EXERCISE DIRECTIONS: Using the records provided below, locate and copy each line that contains the word "object".

PROVIDED DATA:
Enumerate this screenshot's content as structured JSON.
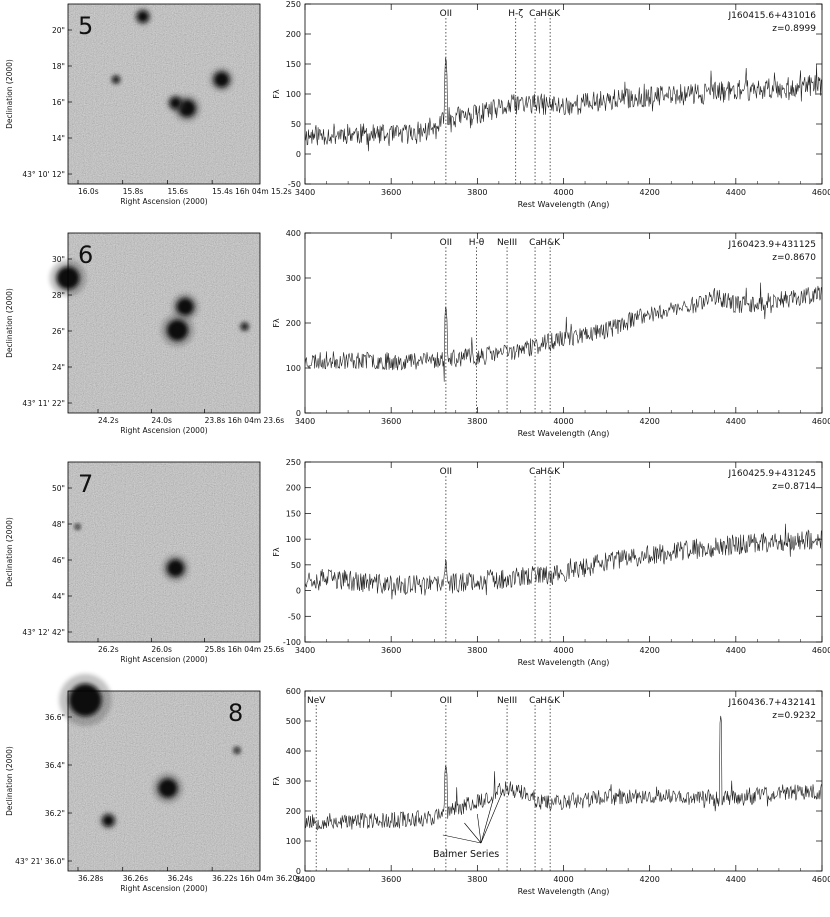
{
  "figure": {
    "rows": [
      {
        "label": "5",
        "image": {
          "ylabel": "Declination (2000)",
          "xlabel": "Right Ascension (2000)",
          "yticks": [
            "20\"",
            "18\"",
            "16\"",
            "14\"",
            "43° 10' 12\""
          ],
          "xticks": [
            "16.0s",
            "15.8s",
            "15.6s",
            "15.4s 16h 04m 15.2s"
          ],
          "blobs": [
            {
              "name": "object-blob",
              "u": 0.39,
              "v": 0.07,
              "r": 0.03
            },
            {
              "name": "galaxy-core",
              "u": 0.62,
              "v": 0.58,
              "r": 0.045
            },
            {
              "name": "galaxy-arm",
              "u": 0.8,
              "v": 0.42,
              "r": 0.04
            },
            {
              "name": "galaxy-knot",
              "u": 0.56,
              "v": 0.55,
              "r": 0.03
            },
            {
              "name": "streak",
              "u": 0.25,
              "v": 0.42,
              "r": 0.018
            }
          ]
        },
        "spectrum": {
          "id": "J160415.6+431016",
          "z": "z=0.8999",
          "ylim": [
            -50,
            250
          ],
          "yticks": [
            "250",
            "200",
            "150",
            "100",
            "50",
            "0",
            "-50"
          ],
          "ytickvals": [
            250,
            200,
            150,
            100,
            50,
            0,
            -50
          ],
          "lines": [
            {
              "label": "OII",
              "x": 3727
            },
            {
              "label": "H-ζ",
              "x": 3889
            },
            {
              "label": "Ca",
              "x": 3934
            },
            {
              "label": "H&K",
              "x": 3969
            }
          ],
          "baseline": [
            [
              3400,
              30
            ],
            [
              3500,
              35
            ],
            [
              3600,
              30
            ],
            [
              3700,
              40
            ],
            [
              3730,
              60
            ],
            [
              3800,
              65
            ],
            [
              3900,
              85
            ],
            [
              4000,
              80
            ],
            [
              4100,
              90
            ],
            [
              4200,
              95
            ],
            [
              4300,
              100
            ],
            [
              4400,
              105
            ],
            [
              4500,
              110
            ],
            [
              4600,
              115
            ]
          ],
          "noise": 18,
          "seed": 11,
          "spikes": [
            [
              3727,
              170
            ]
          ]
        }
      },
      {
        "label": "6",
        "image": {
          "ylabel": "Declination (2000)",
          "xlabel": "Right Ascension (2000)",
          "yticks": [
            "30\"",
            "28\"",
            "26\"",
            "24\"",
            "43° 11' 22\""
          ],
          "xticks": [
            "24.2s",
            "24.0s",
            "23.8s 16h 04m 23.6s"
          ],
          "blobs": [
            {
              "name": "galaxy-upper",
              "u": 0.61,
              "v": 0.41,
              "r": 0.045
            },
            {
              "name": "galaxy-lower",
              "u": 0.57,
              "v": 0.54,
              "r": 0.055
            },
            {
              "name": "edge-object",
              "u": 0.0,
              "v": 0.25,
              "r": 0.06
            },
            {
              "name": "small-object",
              "u": 0.92,
              "v": 0.52,
              "r": 0.018
            }
          ]
        },
        "spectrum": {
          "id": "J160423.9+431125",
          "z": "z=0.8670",
          "ylim": [
            0,
            400
          ],
          "yticks": [
            "400",
            "300",
            "200",
            "100",
            "0"
          ],
          "ytickvals": [
            400,
            300,
            200,
            100,
            0
          ],
          "lines": [
            {
              "label": "OII",
              "x": 3727
            },
            {
              "label": "H-θ",
              "x": 3798
            },
            {
              "label": "NeIII",
              "x": 3869
            },
            {
              "label": "Ca",
              "x": 3934
            },
            {
              "label": "H&K",
              "x": 3969
            }
          ],
          "baseline": [
            [
              3400,
              115
            ],
            [
              3500,
              118
            ],
            [
              3600,
              115
            ],
            [
              3700,
              118
            ],
            [
              3800,
              125
            ],
            [
              3900,
              140
            ],
            [
              4000,
              165
            ],
            [
              4100,
              185
            ],
            [
              4200,
              220
            ],
            [
              4300,
              240
            ],
            [
              4350,
              260
            ],
            [
              4400,
              240
            ],
            [
              4500,
              250
            ],
            [
              4600,
              265
            ]
          ],
          "noise": 20,
          "seed": 23,
          "spikes": [
            [
              3727,
              245
            ]
          ]
        }
      },
      {
        "label": "7",
        "image": {
          "ylabel": "Declination (2000)",
          "xlabel": "Right Ascension (2000)",
          "yticks": [
            "50\"",
            "48\"",
            "46\"",
            "44\"",
            "43° 12' 42\""
          ],
          "xticks": [
            "26.2s",
            "26.0s",
            "25.8s 16h 04m 25.6s"
          ],
          "blobs": [
            {
              "name": "galaxy",
              "u": 0.56,
              "v": 0.59,
              "r": 0.045
            },
            {
              "name": "faint-object",
              "u": 0.05,
              "v": 0.36,
              "r": 0.012
            }
          ]
        },
        "spectrum": {
          "id": "J160425.9+431245",
          "z": "z=0.8714",
          "ylim": [
            -100,
            250
          ],
          "yticks": [
            "250",
            "200",
            "150",
            "100",
            "50",
            "0",
            "-50",
            "-100"
          ],
          "ytickvals": [
            250,
            200,
            150,
            100,
            50,
            0,
            -50,
            -100
          ],
          "lines": [
            {
              "label": "OII",
              "x": 3727
            },
            {
              "label": "Ca",
              "x": 3934
            },
            {
              "label": "H&K",
              "x": 3969
            }
          ],
          "baseline": [
            [
              3400,
              25
            ],
            [
              3500,
              20
            ],
            [
              3600,
              10
            ],
            [
              3700,
              10
            ],
            [
              3800,
              20
            ],
            [
              3900,
              25
            ],
            [
              4000,
              35
            ],
            [
              4100,
              55
            ],
            [
              4200,
              70
            ],
            [
              4300,
              80
            ],
            [
              4400,
              90
            ],
            [
              4500,
              95
            ],
            [
              4600,
              100
            ]
          ],
          "noise": 20,
          "seed": 37,
          "spikes": [
            [
              3727,
              70
            ]
          ]
        }
      },
      {
        "label": "8",
        "image": {
          "ylabel": "Declination (2000)",
          "xlabel": "Right Ascension (2000)",
          "yticks": [
            "36.6\"",
            "36.4\"",
            "36.2\"",
            "43° 21' 36.0\""
          ],
          "xticks": [
            "36.28s",
            "36.26s",
            "36.24s",
            "36.22s 16h 04m 36.20s"
          ],
          "blobs": [
            {
              "name": "bright-star",
              "u": 0.09,
              "v": 0.05,
              "r": 0.085
            },
            {
              "name": "target-galaxy",
              "u": 0.52,
              "v": 0.54,
              "r": 0.05
            },
            {
              "name": "companion",
              "u": 0.21,
              "v": 0.72,
              "r": 0.03
            },
            {
              "name": "faint-right",
              "u": 0.88,
              "v": 0.33,
              "r": 0.015
            }
          ]
        },
        "spectrum": {
          "id": "J160436.7+432141",
          "z": "z=0.9232",
          "ylim": [
            0,
            600
          ],
          "yticks": [
            "600",
            "500",
            "400",
            "300",
            "200",
            "100",
            "0"
          ],
          "ytickvals": [
            600,
            500,
            400,
            300,
            200,
            100,
            0
          ],
          "lines": [
            {
              "label": "NeV",
              "x": 3426
            },
            {
              "label": "OII",
              "x": 3727
            },
            {
              "label": "NeIII",
              "x": 3869
            },
            {
              "label": "Ca",
              "x": 3934
            },
            {
              "label": "H&K",
              "x": 3969
            }
          ],
          "baseline": [
            [
              3400,
              165
            ],
            [
              3500,
              165
            ],
            [
              3600,
              170
            ],
            [
              3700,
              180
            ],
            [
              3730,
              200
            ],
            [
              3800,
              230
            ],
            [
              3870,
              280
            ],
            [
              3950,
              230
            ],
            [
              4000,
              230
            ],
            [
              4100,
              245
            ],
            [
              4200,
              250
            ],
            [
              4300,
              245
            ],
            [
              4400,
              240
            ],
            [
              4500,
              260
            ],
            [
              4600,
              265
            ]
          ],
          "noise": 28,
          "seed": 53,
          "spikes": [
            [
              3727,
              360
            ],
            [
              4365,
              520
            ]
          ],
          "annotation": "Balmer Series"
        }
      }
    ],
    "spectrum_axes": {
      "xlim": [
        3400,
        4600
      ],
      "xticks": [
        "3400",
        "3600",
        "3800",
        "4000",
        "4200",
        "4400",
        "4600"
      ],
      "xtickvals": [
        3400,
        3600,
        3800,
        4000,
        4200,
        4400,
        4600
      ],
      "xlabel": "Rest Wavelength (Ang)",
      "ylabel": "Fλ"
    }
  }
}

TASK RESPONSE:
              "name": "object-blob",
              "name": "edge-object",
              "name": "small-object",
              "name": "faint-object",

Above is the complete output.